» **Task prompt**: Reproduce every line of each item below verbatim, without changing anything.
::::
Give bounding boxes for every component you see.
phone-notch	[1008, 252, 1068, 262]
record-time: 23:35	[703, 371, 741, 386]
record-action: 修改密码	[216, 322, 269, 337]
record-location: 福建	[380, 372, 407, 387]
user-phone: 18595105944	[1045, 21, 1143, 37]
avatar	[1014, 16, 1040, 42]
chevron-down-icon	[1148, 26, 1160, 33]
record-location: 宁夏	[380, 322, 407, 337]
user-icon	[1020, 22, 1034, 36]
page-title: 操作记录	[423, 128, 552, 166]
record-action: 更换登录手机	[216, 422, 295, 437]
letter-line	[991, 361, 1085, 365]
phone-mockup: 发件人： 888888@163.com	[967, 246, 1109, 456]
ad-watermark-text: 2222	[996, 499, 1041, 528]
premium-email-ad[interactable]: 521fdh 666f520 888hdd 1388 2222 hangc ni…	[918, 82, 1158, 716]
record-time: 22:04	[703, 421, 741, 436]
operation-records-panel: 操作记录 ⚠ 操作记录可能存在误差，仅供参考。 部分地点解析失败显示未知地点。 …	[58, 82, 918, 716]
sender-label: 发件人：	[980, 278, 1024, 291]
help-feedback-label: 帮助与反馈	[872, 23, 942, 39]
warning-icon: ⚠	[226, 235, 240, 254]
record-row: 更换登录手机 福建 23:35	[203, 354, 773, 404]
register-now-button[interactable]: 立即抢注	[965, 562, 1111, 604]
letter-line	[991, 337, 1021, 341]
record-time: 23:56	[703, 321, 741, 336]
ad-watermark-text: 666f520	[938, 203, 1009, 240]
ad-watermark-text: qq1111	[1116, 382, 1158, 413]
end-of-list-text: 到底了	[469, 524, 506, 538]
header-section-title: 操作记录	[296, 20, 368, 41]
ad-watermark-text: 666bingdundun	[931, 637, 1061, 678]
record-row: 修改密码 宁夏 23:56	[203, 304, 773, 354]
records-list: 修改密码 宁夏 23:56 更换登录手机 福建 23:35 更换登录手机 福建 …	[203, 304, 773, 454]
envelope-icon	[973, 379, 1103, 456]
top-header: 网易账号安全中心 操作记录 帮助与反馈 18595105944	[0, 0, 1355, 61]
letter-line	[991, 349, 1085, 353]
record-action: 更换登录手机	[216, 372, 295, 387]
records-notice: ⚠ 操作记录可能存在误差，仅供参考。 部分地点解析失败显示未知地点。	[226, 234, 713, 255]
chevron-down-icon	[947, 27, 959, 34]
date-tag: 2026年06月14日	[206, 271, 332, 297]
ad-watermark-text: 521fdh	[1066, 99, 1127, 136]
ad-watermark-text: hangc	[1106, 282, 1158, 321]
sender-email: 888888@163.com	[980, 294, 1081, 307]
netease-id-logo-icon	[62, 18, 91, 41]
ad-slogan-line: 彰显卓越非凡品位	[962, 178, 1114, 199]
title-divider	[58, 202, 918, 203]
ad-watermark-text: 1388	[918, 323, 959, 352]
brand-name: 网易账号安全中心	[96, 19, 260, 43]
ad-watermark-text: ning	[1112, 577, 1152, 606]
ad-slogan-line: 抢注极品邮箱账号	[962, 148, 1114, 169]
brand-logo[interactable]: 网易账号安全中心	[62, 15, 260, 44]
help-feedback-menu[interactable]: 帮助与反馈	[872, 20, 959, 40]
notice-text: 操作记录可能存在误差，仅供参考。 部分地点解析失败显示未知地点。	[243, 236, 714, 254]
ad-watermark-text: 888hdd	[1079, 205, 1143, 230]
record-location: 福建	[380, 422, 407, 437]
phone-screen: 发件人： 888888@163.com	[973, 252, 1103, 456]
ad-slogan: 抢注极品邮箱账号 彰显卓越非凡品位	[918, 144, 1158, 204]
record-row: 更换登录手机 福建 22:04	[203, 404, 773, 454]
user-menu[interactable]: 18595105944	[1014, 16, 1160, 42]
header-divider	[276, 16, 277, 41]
::::
» **The reply**:
Give bounding boxes for every component you see.
phone-notch	[1008, 252, 1068, 262]
record-time: 23:35	[703, 371, 741, 386]
record-action: 修改密码	[216, 322, 269, 337]
record-location: 福建	[380, 372, 407, 387]
user-phone: 18595105944	[1045, 21, 1143, 37]
avatar	[1014, 16, 1040, 42]
chevron-down-icon	[1148, 26, 1160, 33]
record-location: 宁夏	[380, 322, 407, 337]
user-icon	[1020, 22, 1034, 36]
page-title: 操作记录	[423, 128, 552, 166]
record-action: 更换登录手机	[216, 422, 295, 437]
letter-line	[991, 361, 1085, 365]
phone-mockup: 发件人： 888888@163.com	[967, 246, 1109, 456]
ad-watermark-text: 2222	[996, 499, 1041, 528]
premium-email-ad[interactable]: 521fdh 666f520 888hdd 1388 2222 hangc ni…	[918, 82, 1158, 716]
record-time: 22:04	[703, 421, 741, 436]
operation-records-panel: 操作记录 ⚠ 操作记录可能存在误差，仅供参考。 部分地点解析失败显示未知地点。 …	[58, 82, 918, 716]
sender-label: 发件人：	[980, 278, 1024, 291]
help-feedback-label: 帮助与反馈	[872, 23, 942, 39]
warning-icon: ⚠	[226, 235, 240, 254]
record-row: 更换登录手机 福建 23:35	[203, 354, 773, 404]
register-now-button[interactable]: 立即抢注	[965, 562, 1111, 604]
letter-line	[991, 337, 1021, 341]
record-time: 23:56	[703, 321, 741, 336]
ad-watermark-text: 666f520	[938, 203, 1009, 240]
ad-watermark-text: qq1111	[1116, 382, 1158, 413]
end-of-list-text: 到底了	[469, 524, 506, 538]
header-section-title: 操作记录	[296, 20, 368, 41]
ad-watermark-text: 666bingdundun	[931, 637, 1061, 678]
record-row: 修改密码 宁夏 23:56	[203, 304, 773, 354]
records-list: 修改密码 宁夏 23:56 更换登录手机 福建 23:35 更换登录手机 福建 …	[203, 304, 773, 454]
envelope-icon	[973, 379, 1103, 456]
top-header: 网易账号安全中心 操作记录 帮助与反馈 18595105944	[0, 0, 1355, 61]
letter-line	[991, 349, 1085, 353]
record-action: 更换登录手机	[216, 372, 295, 387]
records-notice: ⚠ 操作记录可能存在误差，仅供参考。 部分地点解析失败显示未知地点。	[226, 234, 713, 255]
chevron-down-icon	[947, 27, 959, 34]
date-tag: 2026年06月14日	[206, 271, 332, 297]
ad-watermark-text: 521fdh	[1066, 99, 1127, 136]
ad-watermark-text: hangc	[1106, 282, 1158, 321]
sender-email: 888888@163.com	[980, 294, 1081, 307]
netease-id-logo-icon	[62, 18, 91, 41]
ad-slogan-line: 彰显卓越非凡品位	[962, 178, 1114, 199]
title-divider	[58, 202, 918, 203]
ad-watermark-text: 1388	[918, 323, 959, 352]
brand-name: 网易账号安全中心	[96, 19, 260, 43]
ad-watermark-text: ning	[1112, 577, 1152, 606]
ad-slogan-line: 抢注极品邮箱账号	[962, 148, 1114, 169]
brand-logo[interactable]: 网易账号安全中心	[62, 15, 260, 44]
help-feedback-menu[interactable]: 帮助与反馈	[872, 20, 959, 40]
notice-text: 操作记录可能存在误差，仅供参考。 部分地点解析失败显示未知地点。	[243, 236, 714, 254]
ad-watermark-text: 888hdd	[1079, 205, 1143, 230]
record-location: 福建	[380, 422, 407, 437]
phone-screen: 发件人： 888888@163.com	[973, 252, 1103, 456]
ad-slogan: 抢注极品邮箱账号 彰显卓越非凡品位	[918, 144, 1158, 204]
record-row: 更换登录手机 福建 22:04	[203, 404, 773, 454]
user-menu[interactable]: 18595105944	[1014, 16, 1160, 42]
header-divider	[276, 16, 277, 41]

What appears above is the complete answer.